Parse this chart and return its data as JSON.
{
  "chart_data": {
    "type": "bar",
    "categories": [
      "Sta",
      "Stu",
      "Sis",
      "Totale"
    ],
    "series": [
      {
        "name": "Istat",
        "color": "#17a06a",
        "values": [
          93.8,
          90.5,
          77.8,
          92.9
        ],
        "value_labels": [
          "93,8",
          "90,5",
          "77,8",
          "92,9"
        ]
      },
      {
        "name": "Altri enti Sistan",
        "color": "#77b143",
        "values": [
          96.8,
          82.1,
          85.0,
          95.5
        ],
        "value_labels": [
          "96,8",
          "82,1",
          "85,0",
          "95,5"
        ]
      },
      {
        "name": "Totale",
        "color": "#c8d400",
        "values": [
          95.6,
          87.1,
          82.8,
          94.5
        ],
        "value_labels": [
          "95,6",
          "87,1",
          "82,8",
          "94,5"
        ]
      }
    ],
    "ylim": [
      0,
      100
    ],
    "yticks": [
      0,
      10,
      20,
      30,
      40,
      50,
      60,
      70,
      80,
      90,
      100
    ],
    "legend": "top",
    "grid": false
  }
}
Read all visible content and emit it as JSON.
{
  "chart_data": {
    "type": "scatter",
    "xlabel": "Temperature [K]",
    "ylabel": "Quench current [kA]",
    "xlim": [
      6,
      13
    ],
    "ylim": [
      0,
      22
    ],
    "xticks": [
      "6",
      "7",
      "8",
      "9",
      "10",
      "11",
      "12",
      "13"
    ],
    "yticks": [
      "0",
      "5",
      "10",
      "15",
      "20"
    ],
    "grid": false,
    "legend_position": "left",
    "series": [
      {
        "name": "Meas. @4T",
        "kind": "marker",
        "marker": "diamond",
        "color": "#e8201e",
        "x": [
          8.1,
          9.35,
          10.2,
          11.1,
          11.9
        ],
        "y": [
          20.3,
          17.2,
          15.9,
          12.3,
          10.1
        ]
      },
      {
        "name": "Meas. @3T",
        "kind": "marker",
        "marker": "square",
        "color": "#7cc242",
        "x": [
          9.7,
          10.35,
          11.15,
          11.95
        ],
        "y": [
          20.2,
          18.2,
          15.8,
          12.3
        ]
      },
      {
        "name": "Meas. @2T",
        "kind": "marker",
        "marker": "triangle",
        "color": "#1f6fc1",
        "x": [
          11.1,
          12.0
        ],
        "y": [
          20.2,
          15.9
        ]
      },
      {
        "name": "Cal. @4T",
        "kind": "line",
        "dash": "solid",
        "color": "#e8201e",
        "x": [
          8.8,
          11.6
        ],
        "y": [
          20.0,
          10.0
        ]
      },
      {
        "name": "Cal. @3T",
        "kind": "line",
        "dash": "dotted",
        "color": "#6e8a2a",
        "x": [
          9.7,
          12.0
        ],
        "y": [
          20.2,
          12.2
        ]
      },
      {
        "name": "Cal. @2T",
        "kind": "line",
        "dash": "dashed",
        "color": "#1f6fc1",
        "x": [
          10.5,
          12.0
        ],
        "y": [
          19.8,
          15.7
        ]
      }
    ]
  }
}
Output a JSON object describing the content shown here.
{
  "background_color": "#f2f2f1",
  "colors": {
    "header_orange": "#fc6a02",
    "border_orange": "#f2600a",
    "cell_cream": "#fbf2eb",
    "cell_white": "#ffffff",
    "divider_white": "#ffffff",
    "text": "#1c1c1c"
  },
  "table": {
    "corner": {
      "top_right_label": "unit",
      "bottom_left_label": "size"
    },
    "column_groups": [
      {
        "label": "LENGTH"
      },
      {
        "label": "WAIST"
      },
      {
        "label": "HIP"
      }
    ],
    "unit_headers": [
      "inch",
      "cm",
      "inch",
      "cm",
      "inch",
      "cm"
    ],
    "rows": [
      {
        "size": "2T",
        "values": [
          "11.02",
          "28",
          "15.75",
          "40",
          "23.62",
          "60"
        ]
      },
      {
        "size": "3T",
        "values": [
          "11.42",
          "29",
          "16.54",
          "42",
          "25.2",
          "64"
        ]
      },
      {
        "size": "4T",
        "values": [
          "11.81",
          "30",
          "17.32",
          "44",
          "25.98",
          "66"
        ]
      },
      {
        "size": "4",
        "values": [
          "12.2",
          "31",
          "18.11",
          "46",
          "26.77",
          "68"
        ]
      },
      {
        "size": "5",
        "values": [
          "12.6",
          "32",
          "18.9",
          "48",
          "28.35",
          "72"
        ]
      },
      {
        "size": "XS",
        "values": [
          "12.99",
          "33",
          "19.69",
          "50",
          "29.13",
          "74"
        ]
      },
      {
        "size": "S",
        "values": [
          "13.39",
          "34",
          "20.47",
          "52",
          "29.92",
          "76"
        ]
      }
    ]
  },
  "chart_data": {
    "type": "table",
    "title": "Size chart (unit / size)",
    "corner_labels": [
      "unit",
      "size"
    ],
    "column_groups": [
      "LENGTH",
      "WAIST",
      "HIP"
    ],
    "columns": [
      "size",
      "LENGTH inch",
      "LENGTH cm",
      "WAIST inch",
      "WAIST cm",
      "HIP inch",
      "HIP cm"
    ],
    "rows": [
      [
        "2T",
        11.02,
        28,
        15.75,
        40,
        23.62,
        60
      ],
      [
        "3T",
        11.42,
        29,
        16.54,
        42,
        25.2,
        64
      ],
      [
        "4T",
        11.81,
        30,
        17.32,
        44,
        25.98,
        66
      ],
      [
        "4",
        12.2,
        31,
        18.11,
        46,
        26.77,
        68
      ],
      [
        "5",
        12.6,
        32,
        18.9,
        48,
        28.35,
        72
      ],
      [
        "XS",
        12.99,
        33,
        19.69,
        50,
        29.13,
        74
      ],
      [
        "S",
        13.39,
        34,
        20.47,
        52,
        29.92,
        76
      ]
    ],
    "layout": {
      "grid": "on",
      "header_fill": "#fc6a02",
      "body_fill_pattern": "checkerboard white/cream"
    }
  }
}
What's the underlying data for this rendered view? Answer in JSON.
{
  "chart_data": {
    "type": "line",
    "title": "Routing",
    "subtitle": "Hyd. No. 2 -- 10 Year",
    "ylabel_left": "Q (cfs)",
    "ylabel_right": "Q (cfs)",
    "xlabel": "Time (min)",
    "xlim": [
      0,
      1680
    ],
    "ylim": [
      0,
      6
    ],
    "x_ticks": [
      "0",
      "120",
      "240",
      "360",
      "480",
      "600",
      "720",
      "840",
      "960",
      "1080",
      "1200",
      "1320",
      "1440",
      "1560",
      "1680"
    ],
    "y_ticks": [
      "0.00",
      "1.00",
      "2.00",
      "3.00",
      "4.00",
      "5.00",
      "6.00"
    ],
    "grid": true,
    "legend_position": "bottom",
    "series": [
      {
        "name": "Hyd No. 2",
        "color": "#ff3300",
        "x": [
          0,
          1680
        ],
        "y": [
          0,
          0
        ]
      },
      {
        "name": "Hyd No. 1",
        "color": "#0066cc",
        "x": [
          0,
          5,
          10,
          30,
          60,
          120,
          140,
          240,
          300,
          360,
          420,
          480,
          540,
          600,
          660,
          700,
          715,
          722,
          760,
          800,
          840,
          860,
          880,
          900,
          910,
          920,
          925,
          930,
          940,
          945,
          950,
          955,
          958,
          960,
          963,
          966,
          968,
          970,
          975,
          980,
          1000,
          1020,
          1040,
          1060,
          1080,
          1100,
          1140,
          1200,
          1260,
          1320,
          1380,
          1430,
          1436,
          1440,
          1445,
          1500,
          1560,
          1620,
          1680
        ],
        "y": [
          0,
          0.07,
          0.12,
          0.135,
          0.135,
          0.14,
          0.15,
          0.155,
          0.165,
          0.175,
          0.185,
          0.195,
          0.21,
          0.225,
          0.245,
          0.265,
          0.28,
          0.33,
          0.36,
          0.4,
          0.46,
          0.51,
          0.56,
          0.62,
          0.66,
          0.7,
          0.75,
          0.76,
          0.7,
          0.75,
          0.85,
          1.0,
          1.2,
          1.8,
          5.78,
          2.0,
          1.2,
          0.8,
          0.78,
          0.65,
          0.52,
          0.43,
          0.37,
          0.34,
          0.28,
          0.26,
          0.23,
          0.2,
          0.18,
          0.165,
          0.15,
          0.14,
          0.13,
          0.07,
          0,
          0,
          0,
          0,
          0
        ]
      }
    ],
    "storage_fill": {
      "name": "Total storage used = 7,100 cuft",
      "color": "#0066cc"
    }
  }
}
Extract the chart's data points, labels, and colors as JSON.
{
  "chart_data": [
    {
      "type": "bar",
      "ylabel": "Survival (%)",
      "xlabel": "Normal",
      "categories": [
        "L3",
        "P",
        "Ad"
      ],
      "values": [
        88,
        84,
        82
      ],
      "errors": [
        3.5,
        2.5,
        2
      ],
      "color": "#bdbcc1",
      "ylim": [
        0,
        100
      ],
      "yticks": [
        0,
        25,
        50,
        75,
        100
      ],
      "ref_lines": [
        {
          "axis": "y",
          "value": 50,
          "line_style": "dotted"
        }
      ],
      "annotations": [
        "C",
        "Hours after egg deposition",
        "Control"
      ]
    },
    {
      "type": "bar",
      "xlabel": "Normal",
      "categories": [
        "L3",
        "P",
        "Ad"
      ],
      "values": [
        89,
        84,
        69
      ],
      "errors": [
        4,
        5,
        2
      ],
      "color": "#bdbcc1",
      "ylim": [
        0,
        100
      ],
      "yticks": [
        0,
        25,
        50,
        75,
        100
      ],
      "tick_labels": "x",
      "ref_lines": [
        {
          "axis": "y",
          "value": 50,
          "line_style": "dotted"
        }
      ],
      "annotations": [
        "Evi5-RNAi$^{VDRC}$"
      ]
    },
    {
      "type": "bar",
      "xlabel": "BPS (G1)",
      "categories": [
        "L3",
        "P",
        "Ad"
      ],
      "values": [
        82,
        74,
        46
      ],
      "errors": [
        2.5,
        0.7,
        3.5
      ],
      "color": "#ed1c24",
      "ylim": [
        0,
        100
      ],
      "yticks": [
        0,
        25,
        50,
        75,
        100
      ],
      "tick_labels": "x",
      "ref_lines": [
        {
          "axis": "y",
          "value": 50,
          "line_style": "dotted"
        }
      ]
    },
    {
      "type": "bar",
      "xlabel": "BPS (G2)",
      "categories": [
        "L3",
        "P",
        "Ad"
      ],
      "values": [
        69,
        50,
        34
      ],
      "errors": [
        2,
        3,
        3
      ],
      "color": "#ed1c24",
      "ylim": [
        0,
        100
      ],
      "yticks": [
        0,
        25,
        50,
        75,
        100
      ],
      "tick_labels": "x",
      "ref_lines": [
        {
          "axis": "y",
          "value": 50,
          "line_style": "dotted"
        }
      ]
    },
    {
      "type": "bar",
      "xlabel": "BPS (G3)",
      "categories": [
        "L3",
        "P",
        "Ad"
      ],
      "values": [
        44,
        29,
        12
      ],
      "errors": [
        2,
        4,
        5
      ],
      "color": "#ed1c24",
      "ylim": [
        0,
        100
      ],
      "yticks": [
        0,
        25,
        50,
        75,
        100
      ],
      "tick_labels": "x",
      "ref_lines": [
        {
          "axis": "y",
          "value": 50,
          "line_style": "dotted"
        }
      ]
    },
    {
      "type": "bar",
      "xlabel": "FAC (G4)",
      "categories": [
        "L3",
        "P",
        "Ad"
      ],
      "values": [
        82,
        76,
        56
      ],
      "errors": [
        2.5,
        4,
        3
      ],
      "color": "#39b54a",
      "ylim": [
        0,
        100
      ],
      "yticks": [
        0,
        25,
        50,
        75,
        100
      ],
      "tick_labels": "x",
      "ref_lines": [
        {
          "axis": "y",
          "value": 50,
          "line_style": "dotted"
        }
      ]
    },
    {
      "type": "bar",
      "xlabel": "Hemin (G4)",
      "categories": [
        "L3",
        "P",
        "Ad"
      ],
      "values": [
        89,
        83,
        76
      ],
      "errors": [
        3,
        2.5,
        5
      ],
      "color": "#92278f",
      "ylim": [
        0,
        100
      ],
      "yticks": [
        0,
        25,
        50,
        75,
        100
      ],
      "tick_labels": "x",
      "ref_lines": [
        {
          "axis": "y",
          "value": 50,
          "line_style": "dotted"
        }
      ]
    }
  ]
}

- - - -

Aim of the exercise:
Your task is to list each line of the records with the word "Meas".

Answer for this exercise:
        "name": "Meas. @4T",
        "name": "Meas. @3T",
        "name": "Meas. @2T",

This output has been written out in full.